TASK DETAILS:
Count every line that includes the string "Museum" in the entries that follow. Nothing besides the number is needed.

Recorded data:
________________________________________
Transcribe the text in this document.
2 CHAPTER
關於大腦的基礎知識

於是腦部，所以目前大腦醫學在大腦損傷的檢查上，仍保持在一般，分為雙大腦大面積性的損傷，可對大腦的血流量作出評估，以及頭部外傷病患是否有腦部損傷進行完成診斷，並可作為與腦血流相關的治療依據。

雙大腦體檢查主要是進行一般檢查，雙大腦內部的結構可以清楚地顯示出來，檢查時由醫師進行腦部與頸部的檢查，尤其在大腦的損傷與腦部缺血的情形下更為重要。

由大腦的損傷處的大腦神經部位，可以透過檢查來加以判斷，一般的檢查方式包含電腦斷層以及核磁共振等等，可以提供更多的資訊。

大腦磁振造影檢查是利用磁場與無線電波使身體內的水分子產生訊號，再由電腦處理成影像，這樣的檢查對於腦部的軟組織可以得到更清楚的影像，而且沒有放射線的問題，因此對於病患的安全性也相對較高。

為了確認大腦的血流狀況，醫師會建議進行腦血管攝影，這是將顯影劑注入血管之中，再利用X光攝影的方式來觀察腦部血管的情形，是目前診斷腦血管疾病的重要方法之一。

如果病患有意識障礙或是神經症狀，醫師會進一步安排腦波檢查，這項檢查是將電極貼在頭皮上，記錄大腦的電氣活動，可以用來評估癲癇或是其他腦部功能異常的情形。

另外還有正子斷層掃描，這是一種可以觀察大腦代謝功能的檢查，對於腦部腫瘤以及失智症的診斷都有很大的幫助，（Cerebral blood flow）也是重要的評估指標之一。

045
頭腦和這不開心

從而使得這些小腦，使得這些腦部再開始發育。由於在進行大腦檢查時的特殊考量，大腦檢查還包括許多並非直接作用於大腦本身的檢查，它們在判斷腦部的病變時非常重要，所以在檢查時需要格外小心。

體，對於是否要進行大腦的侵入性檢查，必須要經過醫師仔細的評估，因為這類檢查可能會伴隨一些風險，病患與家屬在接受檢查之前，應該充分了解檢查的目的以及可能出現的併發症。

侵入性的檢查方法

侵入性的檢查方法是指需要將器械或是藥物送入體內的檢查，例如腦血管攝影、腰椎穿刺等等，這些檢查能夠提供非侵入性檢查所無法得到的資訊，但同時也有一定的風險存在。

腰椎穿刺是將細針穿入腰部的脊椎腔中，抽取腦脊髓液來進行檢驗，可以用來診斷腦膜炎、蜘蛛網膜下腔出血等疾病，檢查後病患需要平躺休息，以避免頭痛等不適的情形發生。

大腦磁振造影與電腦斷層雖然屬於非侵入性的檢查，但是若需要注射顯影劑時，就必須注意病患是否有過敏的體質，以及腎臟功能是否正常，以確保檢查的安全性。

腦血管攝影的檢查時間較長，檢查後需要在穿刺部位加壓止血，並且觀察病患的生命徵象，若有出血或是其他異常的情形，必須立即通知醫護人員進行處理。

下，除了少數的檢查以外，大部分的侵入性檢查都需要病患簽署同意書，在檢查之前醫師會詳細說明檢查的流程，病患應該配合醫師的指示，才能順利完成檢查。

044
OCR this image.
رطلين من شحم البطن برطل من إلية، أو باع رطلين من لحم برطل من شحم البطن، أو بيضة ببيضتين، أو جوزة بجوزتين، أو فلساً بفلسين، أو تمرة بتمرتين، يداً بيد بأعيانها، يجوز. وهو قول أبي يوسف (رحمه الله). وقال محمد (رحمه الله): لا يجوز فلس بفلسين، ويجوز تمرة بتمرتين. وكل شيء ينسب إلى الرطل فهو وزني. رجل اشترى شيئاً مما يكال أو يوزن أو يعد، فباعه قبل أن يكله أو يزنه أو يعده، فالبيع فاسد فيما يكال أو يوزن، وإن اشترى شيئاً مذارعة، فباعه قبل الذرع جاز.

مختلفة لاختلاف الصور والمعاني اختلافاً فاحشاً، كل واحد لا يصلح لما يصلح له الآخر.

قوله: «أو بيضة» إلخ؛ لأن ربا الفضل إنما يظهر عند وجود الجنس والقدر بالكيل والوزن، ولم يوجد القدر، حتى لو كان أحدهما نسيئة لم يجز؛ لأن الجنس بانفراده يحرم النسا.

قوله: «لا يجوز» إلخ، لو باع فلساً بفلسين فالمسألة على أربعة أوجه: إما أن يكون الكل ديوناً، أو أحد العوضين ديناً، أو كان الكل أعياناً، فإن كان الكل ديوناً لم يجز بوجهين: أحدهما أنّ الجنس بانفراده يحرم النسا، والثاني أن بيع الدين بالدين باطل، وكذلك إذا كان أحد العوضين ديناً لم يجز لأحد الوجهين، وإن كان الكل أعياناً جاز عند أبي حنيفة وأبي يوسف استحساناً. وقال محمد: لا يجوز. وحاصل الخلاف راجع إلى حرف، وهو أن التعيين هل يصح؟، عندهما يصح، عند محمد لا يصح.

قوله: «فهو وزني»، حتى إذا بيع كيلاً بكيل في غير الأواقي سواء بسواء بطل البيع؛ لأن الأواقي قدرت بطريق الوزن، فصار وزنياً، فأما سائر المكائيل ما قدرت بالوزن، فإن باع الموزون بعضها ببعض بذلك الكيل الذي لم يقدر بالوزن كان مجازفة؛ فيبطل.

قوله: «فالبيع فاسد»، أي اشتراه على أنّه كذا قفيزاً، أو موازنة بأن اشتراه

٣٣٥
________________________________________
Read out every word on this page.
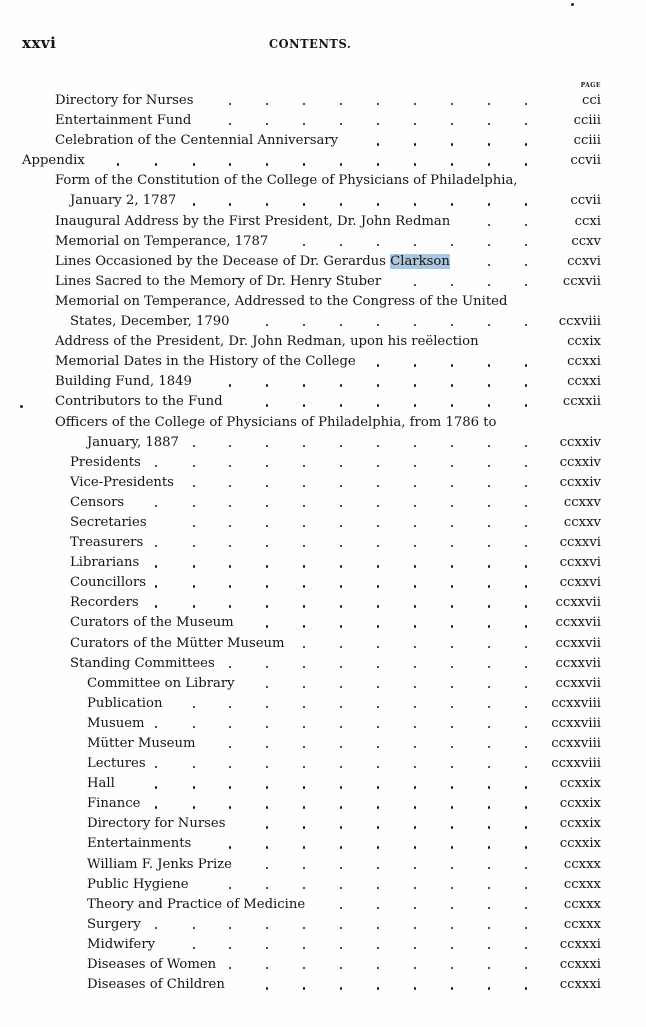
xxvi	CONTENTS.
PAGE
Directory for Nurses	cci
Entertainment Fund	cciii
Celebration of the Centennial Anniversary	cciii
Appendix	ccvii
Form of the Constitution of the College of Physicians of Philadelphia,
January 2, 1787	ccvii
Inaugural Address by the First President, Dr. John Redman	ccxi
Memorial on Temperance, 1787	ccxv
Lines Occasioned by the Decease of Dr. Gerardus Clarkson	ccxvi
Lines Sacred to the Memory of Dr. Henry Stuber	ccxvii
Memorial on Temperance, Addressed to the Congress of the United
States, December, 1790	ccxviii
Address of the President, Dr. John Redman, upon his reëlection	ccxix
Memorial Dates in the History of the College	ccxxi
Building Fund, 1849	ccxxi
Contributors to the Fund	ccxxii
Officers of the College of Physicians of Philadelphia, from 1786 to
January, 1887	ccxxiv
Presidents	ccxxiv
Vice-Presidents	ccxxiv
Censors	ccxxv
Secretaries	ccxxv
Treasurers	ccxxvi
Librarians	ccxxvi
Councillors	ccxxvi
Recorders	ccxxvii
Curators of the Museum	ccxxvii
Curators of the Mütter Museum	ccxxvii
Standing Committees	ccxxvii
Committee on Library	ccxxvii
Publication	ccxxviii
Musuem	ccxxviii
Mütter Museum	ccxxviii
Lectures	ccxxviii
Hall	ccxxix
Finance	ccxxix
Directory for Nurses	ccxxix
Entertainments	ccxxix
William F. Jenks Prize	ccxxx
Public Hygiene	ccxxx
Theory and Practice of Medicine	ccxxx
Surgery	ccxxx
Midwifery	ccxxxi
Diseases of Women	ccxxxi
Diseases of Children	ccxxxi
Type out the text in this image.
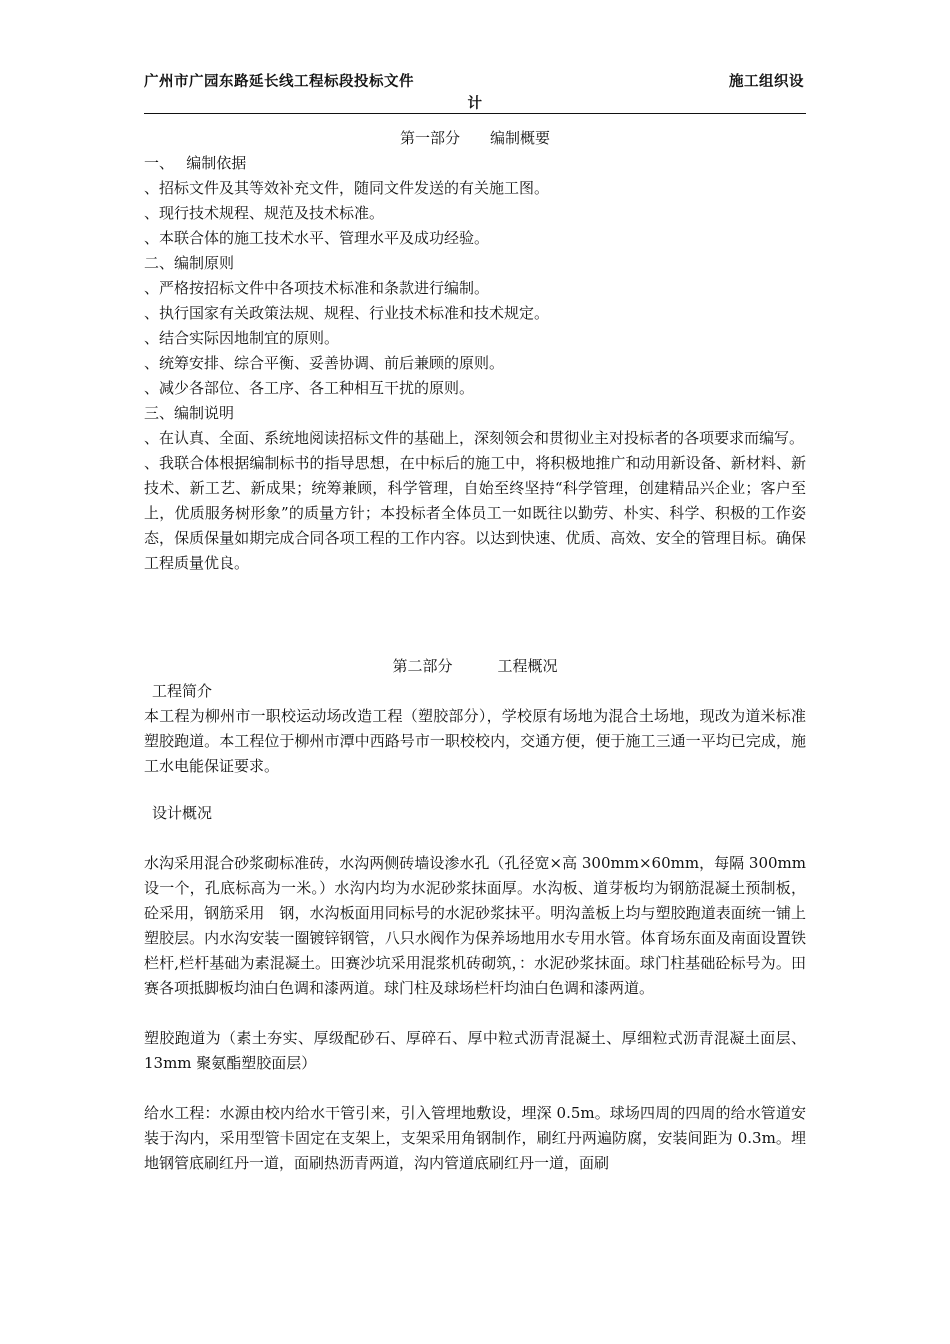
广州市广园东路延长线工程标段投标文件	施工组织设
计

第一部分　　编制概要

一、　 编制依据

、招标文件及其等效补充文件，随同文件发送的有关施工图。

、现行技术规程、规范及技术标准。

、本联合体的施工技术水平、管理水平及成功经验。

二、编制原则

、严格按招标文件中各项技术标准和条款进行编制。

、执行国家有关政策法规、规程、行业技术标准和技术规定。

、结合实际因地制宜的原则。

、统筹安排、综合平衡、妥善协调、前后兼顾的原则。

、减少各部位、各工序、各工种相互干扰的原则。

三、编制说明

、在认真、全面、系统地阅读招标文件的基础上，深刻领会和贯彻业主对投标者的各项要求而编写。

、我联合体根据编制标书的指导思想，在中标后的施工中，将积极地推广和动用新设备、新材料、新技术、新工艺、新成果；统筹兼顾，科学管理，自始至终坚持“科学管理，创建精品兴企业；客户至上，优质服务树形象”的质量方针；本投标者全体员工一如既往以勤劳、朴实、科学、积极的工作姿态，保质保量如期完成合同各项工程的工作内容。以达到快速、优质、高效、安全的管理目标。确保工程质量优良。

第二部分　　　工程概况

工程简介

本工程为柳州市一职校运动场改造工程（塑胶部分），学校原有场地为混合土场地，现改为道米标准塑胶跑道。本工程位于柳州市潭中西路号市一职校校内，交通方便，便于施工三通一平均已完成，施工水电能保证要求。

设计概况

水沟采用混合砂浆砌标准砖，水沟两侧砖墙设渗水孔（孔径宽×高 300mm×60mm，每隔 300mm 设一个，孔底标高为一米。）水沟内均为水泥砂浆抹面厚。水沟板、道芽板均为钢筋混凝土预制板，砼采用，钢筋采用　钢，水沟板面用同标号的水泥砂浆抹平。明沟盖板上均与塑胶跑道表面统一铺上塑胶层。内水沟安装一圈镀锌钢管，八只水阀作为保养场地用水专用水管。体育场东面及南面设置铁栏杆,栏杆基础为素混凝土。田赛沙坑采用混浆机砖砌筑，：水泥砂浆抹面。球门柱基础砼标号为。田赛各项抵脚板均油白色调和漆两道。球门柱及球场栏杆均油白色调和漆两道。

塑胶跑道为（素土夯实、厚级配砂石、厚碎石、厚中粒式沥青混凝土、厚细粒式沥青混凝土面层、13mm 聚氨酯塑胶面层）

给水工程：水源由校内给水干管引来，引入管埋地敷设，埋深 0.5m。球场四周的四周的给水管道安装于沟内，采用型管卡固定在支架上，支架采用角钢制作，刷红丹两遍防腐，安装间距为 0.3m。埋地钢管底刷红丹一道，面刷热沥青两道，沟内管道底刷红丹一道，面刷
________________________________________
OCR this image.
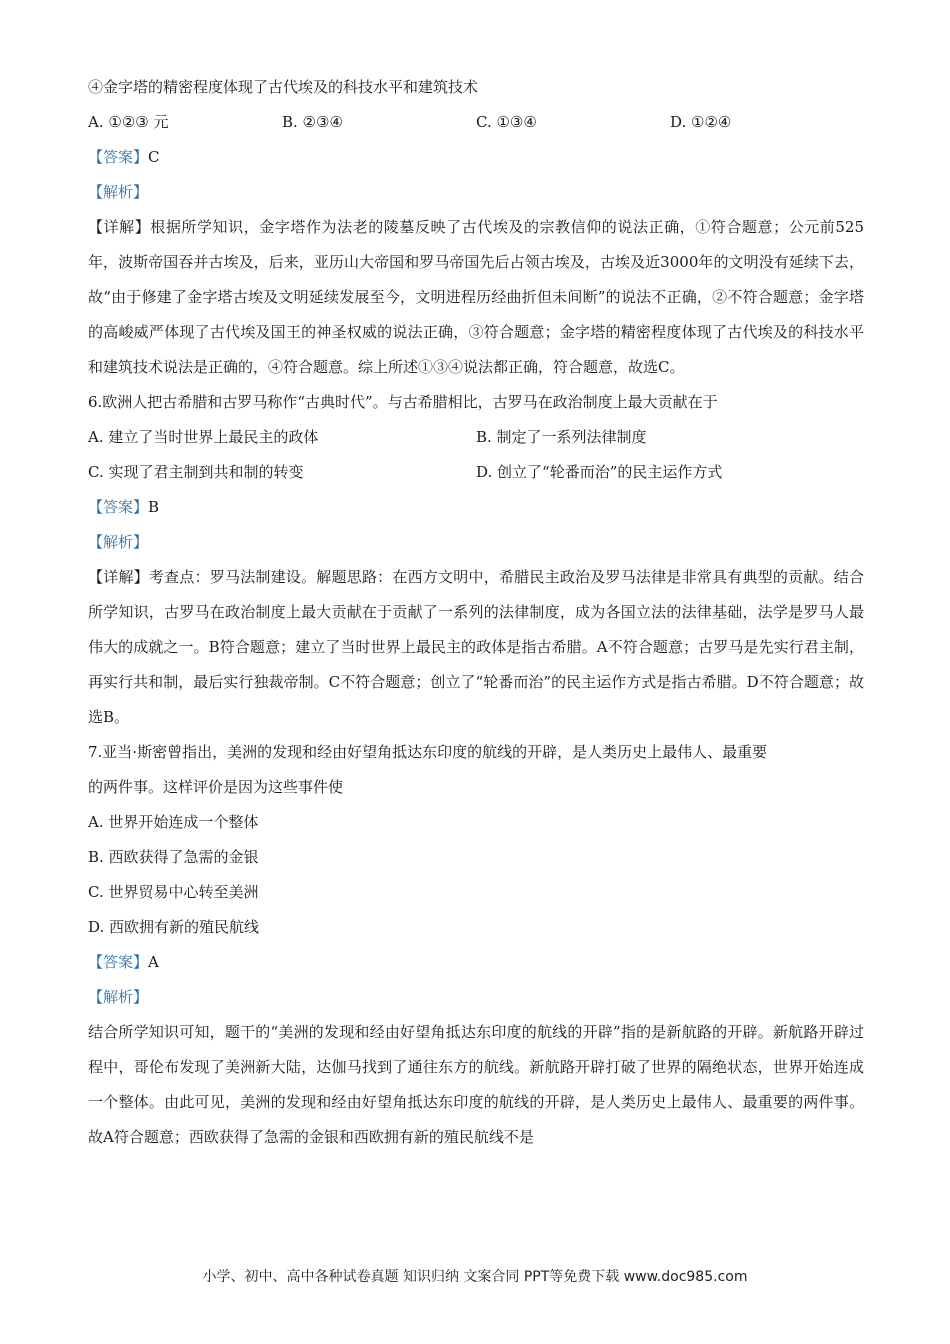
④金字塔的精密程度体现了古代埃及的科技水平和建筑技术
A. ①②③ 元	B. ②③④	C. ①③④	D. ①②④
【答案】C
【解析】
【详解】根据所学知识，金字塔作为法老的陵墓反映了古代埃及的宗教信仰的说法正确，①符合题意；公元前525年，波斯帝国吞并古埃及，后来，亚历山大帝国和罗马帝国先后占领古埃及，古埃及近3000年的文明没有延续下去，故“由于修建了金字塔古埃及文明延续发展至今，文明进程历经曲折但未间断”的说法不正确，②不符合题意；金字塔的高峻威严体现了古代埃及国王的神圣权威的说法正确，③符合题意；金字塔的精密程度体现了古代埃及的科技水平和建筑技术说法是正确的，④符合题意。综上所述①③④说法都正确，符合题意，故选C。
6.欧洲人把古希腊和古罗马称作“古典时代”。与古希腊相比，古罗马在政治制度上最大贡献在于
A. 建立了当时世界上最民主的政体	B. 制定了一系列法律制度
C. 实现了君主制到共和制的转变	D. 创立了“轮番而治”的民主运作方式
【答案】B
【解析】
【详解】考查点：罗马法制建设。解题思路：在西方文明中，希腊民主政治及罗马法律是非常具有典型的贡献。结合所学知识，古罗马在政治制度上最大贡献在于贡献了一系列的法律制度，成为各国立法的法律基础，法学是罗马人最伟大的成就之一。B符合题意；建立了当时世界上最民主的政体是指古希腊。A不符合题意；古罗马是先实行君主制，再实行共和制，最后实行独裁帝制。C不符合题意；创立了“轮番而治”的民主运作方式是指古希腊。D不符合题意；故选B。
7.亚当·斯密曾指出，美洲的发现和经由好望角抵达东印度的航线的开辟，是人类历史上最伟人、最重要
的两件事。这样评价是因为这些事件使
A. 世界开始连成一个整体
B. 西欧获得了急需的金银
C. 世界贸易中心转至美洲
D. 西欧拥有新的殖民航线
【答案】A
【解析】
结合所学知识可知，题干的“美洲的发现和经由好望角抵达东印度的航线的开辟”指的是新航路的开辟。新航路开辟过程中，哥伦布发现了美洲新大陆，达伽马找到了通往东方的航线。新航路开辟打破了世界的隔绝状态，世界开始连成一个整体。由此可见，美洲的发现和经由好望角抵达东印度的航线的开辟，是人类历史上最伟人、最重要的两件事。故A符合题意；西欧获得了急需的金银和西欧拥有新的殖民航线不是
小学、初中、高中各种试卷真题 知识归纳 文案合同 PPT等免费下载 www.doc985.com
________________________________________
WRITTEN SOLUTION:
3